- EXERCISE REQUIREMENTS
Every line that holds "platform" should be shown.

- INPUT MATERIAL
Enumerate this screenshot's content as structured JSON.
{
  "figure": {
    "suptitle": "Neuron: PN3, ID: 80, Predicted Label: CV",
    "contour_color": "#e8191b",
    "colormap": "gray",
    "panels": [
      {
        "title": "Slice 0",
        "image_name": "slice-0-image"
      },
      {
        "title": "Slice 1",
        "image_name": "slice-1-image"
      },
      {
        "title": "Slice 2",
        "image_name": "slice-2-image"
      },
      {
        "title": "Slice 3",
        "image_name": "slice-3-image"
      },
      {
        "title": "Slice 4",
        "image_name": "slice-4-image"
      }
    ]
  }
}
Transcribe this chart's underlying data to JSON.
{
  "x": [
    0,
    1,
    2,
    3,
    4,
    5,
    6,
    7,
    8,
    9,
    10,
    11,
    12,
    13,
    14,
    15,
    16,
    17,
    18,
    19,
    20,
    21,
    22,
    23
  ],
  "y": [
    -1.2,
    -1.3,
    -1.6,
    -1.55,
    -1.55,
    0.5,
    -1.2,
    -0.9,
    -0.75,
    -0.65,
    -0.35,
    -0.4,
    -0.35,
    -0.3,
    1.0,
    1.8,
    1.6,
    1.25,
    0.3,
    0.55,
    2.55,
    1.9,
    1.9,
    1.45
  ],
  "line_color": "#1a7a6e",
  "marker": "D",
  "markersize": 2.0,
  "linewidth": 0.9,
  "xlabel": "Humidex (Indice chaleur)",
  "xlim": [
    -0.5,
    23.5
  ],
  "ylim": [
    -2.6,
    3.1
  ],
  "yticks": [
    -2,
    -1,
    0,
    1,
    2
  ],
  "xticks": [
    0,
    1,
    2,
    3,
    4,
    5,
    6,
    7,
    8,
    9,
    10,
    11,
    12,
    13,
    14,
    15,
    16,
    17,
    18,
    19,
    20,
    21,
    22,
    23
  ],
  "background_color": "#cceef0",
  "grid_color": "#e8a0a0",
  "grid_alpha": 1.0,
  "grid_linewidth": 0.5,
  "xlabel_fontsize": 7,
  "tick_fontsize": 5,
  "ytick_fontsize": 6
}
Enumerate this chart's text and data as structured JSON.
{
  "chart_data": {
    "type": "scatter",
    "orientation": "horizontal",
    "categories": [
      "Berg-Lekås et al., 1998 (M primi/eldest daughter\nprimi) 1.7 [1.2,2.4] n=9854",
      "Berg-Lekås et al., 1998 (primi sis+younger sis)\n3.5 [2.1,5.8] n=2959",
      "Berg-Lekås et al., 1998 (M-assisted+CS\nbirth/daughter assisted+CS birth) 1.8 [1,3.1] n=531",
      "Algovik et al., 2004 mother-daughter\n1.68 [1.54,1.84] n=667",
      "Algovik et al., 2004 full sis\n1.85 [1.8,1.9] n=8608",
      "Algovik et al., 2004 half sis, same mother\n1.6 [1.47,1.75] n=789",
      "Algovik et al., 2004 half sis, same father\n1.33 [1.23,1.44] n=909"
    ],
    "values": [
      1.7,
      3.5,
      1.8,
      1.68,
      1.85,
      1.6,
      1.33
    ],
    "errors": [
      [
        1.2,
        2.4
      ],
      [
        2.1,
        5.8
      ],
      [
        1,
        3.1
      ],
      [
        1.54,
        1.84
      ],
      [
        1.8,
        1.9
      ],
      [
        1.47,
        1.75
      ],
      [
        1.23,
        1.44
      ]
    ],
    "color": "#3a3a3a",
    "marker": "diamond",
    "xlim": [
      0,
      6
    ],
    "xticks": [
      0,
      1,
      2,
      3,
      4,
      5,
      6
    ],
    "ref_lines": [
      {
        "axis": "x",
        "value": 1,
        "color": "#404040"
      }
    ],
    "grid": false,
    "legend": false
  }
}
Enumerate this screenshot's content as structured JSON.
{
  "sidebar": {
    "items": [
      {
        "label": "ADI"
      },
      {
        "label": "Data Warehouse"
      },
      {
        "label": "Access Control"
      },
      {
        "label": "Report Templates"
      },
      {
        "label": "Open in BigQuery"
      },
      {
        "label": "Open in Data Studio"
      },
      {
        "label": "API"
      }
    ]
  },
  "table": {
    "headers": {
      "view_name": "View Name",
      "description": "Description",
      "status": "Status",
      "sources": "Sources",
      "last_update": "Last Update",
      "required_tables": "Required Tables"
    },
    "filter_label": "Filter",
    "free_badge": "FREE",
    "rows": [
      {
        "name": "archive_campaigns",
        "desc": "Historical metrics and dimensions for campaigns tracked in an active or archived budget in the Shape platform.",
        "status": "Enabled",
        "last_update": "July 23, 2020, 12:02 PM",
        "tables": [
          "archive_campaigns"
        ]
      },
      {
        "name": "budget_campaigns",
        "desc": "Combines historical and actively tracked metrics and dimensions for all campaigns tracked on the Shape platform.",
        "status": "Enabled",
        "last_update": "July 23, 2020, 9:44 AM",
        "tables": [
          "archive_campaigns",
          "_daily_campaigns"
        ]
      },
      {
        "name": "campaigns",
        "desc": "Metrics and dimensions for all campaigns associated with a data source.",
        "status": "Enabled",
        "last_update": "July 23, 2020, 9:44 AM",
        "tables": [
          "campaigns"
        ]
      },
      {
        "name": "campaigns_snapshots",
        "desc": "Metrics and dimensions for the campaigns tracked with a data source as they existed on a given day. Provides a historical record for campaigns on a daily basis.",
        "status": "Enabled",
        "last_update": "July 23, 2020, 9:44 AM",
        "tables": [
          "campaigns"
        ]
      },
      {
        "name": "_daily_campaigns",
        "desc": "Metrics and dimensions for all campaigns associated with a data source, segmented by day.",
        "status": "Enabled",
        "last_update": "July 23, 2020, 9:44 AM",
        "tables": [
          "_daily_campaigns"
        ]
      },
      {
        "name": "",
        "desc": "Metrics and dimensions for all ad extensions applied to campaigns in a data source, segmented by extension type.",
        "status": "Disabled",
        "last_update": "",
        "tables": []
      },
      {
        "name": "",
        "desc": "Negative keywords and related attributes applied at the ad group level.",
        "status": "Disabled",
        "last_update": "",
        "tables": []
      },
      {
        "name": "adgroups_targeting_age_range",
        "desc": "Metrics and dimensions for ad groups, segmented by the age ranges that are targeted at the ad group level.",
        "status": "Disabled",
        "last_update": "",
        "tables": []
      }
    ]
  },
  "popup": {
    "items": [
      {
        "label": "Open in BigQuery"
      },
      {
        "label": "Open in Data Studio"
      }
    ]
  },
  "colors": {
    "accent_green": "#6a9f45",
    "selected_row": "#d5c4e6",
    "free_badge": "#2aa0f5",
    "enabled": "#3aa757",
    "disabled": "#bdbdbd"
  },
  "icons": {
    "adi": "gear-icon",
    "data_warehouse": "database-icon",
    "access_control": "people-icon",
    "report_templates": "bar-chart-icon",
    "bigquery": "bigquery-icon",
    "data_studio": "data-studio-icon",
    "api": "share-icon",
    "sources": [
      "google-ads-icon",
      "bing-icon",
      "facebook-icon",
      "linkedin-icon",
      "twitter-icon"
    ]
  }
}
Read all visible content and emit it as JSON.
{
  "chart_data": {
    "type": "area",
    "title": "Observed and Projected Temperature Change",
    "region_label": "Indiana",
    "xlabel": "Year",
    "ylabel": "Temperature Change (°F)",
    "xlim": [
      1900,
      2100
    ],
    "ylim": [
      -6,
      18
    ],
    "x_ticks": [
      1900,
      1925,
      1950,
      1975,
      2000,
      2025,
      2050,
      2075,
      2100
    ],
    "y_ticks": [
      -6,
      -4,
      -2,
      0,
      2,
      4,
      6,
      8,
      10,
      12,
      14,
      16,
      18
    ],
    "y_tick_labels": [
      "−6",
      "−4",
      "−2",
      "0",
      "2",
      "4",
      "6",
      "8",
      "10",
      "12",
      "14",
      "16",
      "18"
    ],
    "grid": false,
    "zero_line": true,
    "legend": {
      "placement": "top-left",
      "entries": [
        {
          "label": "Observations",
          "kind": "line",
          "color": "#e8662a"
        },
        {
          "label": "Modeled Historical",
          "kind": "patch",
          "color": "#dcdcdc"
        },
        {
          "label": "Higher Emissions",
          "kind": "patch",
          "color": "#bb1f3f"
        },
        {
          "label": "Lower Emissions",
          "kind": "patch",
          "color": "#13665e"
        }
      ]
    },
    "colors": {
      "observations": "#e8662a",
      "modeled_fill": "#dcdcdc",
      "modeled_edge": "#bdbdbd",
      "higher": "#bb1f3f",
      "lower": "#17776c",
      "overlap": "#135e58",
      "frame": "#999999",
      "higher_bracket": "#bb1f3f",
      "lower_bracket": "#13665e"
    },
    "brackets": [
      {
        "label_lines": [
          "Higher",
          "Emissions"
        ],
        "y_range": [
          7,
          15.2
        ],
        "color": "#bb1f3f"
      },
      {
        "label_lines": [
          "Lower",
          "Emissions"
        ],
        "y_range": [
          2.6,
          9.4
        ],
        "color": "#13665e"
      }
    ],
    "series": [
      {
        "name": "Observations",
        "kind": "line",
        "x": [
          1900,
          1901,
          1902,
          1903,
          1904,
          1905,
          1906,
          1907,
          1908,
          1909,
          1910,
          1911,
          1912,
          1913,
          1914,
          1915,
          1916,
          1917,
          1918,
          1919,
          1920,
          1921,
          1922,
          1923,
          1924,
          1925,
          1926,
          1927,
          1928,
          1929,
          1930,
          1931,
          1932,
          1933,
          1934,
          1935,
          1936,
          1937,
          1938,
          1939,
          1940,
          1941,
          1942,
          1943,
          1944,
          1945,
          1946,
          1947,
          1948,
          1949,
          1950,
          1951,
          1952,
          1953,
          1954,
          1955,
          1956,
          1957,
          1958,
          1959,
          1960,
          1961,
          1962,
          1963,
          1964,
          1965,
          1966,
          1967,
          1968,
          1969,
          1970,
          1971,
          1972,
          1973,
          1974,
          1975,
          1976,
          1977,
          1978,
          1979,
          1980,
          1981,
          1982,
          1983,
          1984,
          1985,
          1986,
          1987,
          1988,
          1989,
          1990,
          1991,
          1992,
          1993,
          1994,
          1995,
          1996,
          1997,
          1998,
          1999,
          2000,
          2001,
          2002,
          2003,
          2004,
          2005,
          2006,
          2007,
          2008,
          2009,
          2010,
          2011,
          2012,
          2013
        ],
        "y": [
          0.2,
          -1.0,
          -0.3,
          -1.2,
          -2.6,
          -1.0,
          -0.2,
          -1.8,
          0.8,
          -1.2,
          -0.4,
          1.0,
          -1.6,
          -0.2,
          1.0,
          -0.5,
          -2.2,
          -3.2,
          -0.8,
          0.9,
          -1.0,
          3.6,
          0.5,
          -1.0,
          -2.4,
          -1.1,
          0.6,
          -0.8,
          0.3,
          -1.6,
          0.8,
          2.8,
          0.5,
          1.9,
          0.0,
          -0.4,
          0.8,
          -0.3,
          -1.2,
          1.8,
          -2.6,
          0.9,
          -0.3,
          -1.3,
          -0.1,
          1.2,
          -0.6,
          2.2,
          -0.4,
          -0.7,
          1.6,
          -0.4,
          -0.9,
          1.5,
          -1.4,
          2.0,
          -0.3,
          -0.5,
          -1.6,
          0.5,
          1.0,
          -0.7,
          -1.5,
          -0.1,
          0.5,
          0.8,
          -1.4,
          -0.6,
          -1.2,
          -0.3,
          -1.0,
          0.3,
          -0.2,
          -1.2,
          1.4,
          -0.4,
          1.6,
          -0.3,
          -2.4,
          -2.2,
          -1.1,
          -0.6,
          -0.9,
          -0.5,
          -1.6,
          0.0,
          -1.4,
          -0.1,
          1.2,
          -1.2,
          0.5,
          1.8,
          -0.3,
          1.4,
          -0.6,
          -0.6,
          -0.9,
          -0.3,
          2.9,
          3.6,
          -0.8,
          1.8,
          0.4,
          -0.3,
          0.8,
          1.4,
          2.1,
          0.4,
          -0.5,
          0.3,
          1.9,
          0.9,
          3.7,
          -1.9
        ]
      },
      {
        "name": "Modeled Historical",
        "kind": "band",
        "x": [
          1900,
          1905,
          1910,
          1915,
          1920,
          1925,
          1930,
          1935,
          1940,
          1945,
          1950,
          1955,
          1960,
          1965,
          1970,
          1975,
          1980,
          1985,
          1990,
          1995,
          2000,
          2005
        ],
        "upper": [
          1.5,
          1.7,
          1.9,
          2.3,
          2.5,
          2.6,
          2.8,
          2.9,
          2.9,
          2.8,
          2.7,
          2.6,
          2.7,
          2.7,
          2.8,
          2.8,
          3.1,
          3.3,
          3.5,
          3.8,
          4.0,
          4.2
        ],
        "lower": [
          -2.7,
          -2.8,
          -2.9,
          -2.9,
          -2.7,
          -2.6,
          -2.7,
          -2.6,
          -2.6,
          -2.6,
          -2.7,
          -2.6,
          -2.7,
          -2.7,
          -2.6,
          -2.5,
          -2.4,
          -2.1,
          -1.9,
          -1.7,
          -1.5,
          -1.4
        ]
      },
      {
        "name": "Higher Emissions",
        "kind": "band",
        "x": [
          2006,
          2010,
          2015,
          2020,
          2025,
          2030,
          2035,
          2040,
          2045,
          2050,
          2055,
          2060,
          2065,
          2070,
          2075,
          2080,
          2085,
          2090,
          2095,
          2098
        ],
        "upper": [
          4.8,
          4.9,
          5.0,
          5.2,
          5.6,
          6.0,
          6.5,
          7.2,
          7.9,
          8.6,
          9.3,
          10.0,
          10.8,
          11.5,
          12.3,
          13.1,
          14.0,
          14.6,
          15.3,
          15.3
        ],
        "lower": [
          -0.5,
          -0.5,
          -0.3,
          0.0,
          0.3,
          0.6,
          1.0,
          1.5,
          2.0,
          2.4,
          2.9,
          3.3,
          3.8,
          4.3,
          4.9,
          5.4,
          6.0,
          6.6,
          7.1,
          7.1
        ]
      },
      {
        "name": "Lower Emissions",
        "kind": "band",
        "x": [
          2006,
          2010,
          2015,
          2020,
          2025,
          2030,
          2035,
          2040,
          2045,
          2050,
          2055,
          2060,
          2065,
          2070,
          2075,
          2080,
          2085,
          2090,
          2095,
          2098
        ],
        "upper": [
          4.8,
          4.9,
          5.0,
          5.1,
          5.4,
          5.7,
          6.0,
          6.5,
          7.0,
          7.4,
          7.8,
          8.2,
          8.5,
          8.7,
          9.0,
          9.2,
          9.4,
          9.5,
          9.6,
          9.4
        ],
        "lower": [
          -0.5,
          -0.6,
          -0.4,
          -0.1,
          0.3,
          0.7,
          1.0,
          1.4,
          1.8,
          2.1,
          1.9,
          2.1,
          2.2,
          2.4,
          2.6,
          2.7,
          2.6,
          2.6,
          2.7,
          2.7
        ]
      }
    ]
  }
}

- FULL SOLUTION
        "desc": "Historical metrics and dimensions for campaigns tracked in an active or archived budget in the Shape platform.",
        "desc": "Combines historical and actively tracked metrics and dimensions for all campaigns tracked on the Shape platform.",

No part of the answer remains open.